** Do this **
Find the lines with the string "temperature" and return them.

** Figure collection entries **
:::::

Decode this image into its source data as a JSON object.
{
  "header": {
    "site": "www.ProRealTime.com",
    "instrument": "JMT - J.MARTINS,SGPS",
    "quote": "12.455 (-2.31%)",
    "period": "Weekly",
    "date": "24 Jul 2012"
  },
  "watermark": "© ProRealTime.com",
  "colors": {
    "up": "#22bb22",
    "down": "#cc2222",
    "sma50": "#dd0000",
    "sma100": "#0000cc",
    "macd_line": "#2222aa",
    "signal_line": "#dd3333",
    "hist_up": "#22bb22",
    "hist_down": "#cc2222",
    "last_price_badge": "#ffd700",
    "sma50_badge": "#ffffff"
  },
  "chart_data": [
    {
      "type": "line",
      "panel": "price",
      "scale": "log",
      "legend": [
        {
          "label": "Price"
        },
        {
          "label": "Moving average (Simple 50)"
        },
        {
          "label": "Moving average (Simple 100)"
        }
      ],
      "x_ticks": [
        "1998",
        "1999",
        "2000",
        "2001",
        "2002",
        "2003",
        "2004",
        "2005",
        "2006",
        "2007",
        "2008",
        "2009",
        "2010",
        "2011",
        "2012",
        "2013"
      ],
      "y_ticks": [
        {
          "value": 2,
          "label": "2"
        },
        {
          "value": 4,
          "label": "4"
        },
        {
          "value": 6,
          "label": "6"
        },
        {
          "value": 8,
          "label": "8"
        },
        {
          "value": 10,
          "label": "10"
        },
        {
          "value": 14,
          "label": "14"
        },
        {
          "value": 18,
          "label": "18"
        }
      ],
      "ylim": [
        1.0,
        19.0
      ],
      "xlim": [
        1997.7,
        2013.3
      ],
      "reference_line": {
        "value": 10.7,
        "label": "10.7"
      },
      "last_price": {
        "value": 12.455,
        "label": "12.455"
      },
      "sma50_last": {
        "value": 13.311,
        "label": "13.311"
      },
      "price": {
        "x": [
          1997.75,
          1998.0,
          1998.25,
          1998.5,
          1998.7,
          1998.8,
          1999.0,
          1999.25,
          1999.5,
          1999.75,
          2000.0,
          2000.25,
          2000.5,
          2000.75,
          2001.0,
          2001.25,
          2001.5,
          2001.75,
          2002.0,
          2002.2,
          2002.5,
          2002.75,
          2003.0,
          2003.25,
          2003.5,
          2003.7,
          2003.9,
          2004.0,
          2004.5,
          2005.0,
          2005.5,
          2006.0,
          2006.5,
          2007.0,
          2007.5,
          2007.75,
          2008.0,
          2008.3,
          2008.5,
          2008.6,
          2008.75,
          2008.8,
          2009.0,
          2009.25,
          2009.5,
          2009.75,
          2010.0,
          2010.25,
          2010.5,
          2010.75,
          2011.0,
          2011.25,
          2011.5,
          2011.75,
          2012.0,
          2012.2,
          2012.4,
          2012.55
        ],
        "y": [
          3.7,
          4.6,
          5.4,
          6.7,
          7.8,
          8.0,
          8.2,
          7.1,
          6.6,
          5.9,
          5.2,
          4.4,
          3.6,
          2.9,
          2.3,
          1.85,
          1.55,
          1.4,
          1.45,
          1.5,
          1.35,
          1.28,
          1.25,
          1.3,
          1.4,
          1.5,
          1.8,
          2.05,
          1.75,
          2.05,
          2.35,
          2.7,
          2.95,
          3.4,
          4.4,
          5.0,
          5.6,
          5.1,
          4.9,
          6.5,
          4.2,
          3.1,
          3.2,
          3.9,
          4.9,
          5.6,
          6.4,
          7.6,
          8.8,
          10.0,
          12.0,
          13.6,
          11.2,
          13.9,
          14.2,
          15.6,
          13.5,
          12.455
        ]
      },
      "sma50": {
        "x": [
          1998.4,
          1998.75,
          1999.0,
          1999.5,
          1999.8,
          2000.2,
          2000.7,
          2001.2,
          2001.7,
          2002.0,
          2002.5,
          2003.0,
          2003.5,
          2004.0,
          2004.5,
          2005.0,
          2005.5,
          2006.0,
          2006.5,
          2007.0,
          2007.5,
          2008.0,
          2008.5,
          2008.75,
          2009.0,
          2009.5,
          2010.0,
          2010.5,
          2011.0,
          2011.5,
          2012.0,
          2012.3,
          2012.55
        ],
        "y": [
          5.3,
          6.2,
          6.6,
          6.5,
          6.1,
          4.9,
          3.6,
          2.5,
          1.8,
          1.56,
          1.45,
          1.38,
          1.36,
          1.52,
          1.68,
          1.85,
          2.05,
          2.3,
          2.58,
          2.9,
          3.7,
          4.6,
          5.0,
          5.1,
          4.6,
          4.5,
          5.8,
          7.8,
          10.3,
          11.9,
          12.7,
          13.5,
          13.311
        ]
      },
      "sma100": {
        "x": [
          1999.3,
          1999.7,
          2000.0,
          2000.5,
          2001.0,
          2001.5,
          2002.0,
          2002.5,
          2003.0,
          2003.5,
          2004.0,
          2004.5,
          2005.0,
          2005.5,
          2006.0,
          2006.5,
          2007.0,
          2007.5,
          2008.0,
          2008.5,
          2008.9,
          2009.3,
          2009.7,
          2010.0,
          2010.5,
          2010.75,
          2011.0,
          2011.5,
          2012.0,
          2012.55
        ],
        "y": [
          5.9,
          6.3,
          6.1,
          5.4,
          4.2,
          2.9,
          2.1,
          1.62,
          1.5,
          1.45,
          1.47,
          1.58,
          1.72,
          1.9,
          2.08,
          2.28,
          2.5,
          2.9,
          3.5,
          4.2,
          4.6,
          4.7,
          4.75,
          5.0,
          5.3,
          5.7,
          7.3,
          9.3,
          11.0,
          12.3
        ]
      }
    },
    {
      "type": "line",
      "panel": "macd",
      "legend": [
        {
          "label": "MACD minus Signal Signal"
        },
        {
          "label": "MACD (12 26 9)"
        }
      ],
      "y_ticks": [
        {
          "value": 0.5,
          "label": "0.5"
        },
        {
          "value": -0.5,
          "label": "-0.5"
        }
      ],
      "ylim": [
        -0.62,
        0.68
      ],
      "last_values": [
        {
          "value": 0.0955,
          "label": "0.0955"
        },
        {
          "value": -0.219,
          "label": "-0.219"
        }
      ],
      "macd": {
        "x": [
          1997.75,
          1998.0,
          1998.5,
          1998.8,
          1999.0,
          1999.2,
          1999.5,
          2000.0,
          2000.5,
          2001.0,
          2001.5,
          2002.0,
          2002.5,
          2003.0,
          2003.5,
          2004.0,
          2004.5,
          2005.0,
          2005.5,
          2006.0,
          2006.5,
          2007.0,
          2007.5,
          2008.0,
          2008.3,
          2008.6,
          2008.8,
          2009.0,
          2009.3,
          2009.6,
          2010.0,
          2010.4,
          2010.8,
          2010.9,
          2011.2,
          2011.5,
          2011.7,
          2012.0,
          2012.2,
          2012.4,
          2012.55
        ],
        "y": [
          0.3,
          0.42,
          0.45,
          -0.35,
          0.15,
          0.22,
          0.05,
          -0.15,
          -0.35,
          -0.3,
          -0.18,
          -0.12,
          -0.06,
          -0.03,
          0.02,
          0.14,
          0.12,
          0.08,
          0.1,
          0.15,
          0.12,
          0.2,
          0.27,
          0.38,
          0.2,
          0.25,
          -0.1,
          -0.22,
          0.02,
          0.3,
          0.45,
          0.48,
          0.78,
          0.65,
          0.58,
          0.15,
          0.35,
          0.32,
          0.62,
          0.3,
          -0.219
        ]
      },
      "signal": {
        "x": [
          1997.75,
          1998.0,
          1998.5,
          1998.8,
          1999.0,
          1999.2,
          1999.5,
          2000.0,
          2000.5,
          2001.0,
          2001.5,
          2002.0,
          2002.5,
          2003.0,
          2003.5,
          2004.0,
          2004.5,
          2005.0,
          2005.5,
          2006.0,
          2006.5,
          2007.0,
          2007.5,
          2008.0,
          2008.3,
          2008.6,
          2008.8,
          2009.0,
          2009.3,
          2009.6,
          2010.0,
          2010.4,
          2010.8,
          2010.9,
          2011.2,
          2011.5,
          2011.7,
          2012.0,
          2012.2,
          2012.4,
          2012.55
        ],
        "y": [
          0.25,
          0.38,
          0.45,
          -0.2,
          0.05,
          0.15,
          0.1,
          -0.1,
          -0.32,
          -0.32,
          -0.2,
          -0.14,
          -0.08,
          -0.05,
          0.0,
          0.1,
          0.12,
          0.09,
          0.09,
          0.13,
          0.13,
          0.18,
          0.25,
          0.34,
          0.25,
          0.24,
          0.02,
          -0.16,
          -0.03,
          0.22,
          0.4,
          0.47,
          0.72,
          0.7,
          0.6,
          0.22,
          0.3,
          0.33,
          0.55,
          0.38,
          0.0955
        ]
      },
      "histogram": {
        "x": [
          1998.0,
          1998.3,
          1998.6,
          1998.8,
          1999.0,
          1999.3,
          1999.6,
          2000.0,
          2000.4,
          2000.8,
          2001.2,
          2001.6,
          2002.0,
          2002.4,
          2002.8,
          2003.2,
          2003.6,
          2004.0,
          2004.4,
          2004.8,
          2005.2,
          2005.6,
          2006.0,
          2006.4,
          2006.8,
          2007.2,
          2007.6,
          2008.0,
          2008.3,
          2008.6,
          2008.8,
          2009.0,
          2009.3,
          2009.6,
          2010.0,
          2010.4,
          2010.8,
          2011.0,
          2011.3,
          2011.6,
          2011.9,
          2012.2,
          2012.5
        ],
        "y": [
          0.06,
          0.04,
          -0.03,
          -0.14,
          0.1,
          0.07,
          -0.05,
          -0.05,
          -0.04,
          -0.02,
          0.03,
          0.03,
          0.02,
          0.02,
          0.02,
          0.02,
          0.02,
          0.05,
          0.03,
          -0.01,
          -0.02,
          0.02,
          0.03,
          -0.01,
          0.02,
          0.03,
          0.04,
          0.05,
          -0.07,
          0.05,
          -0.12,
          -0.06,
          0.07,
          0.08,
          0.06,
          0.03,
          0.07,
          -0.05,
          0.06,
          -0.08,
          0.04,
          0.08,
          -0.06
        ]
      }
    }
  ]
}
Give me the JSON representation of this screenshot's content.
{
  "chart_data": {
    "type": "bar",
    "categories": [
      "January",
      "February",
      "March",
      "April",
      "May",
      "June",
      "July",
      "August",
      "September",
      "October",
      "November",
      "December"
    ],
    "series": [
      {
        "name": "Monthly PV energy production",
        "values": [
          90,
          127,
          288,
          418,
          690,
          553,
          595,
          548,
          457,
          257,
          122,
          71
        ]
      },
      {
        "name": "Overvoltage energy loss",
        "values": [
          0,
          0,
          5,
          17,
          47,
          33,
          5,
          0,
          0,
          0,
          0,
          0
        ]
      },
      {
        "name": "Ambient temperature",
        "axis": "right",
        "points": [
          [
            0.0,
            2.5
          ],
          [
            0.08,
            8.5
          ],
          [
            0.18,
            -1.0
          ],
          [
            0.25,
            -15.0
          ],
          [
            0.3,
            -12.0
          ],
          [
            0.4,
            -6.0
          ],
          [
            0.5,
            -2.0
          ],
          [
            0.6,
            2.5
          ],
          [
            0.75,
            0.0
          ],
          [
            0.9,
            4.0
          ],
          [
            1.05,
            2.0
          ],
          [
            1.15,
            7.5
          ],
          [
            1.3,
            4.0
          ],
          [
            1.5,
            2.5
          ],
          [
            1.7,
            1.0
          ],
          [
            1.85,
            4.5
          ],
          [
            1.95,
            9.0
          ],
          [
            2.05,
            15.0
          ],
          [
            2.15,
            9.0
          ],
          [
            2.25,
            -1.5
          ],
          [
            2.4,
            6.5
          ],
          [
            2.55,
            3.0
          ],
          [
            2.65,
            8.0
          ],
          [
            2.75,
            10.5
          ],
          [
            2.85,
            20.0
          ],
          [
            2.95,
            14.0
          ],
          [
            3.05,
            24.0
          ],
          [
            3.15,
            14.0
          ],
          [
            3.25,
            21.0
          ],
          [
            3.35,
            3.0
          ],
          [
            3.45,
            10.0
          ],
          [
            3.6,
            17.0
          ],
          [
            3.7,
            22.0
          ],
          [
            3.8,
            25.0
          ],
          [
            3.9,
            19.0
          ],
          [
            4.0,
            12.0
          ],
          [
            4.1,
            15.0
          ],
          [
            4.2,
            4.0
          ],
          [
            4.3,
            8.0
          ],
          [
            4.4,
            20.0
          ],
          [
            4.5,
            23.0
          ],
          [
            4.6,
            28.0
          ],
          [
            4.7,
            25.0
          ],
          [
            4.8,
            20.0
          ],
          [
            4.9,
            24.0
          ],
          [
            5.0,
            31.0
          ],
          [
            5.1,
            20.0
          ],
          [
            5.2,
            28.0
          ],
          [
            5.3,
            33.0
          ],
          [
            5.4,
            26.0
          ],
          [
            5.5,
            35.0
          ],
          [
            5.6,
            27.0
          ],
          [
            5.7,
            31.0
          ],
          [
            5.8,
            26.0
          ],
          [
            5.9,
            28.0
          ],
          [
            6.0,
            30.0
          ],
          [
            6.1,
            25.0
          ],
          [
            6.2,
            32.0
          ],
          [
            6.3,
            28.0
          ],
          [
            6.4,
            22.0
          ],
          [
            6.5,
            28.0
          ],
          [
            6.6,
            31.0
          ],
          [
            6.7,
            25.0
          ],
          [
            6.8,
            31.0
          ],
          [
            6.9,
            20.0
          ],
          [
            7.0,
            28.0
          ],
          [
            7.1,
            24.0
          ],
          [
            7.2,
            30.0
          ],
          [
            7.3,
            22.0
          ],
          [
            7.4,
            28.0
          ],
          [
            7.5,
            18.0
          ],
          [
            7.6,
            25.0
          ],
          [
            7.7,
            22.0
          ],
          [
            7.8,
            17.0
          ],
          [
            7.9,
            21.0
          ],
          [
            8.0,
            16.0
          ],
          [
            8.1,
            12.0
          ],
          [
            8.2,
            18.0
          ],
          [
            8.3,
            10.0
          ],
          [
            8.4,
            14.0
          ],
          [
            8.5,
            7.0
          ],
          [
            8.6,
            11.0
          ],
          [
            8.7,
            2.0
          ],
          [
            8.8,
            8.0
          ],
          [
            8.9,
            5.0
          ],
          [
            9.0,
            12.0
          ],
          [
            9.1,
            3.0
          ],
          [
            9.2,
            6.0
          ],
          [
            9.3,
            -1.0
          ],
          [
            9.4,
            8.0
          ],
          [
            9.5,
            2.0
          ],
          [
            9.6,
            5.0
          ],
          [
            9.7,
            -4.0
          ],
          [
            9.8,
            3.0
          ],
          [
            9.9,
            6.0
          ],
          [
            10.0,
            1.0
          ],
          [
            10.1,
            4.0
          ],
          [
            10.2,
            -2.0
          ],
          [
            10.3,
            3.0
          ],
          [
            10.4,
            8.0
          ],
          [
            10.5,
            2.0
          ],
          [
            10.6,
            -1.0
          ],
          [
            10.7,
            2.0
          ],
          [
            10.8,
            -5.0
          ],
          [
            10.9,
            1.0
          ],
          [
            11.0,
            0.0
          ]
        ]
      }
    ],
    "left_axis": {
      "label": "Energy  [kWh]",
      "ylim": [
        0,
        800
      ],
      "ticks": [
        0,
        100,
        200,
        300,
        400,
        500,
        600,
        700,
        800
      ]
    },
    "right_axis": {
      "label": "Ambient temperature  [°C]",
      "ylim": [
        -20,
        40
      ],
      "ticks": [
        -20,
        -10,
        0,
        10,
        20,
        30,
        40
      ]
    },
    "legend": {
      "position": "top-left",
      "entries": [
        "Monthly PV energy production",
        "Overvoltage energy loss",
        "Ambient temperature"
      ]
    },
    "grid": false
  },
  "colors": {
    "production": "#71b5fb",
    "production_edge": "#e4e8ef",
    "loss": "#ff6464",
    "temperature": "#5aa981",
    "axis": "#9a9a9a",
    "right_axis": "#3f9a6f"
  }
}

:::::

** Task result **
        "name": "Ambient temperature",
      "label": "Ambient temperature  [°C]",
        "Ambient temperature"
    "temperature": "#5aa981",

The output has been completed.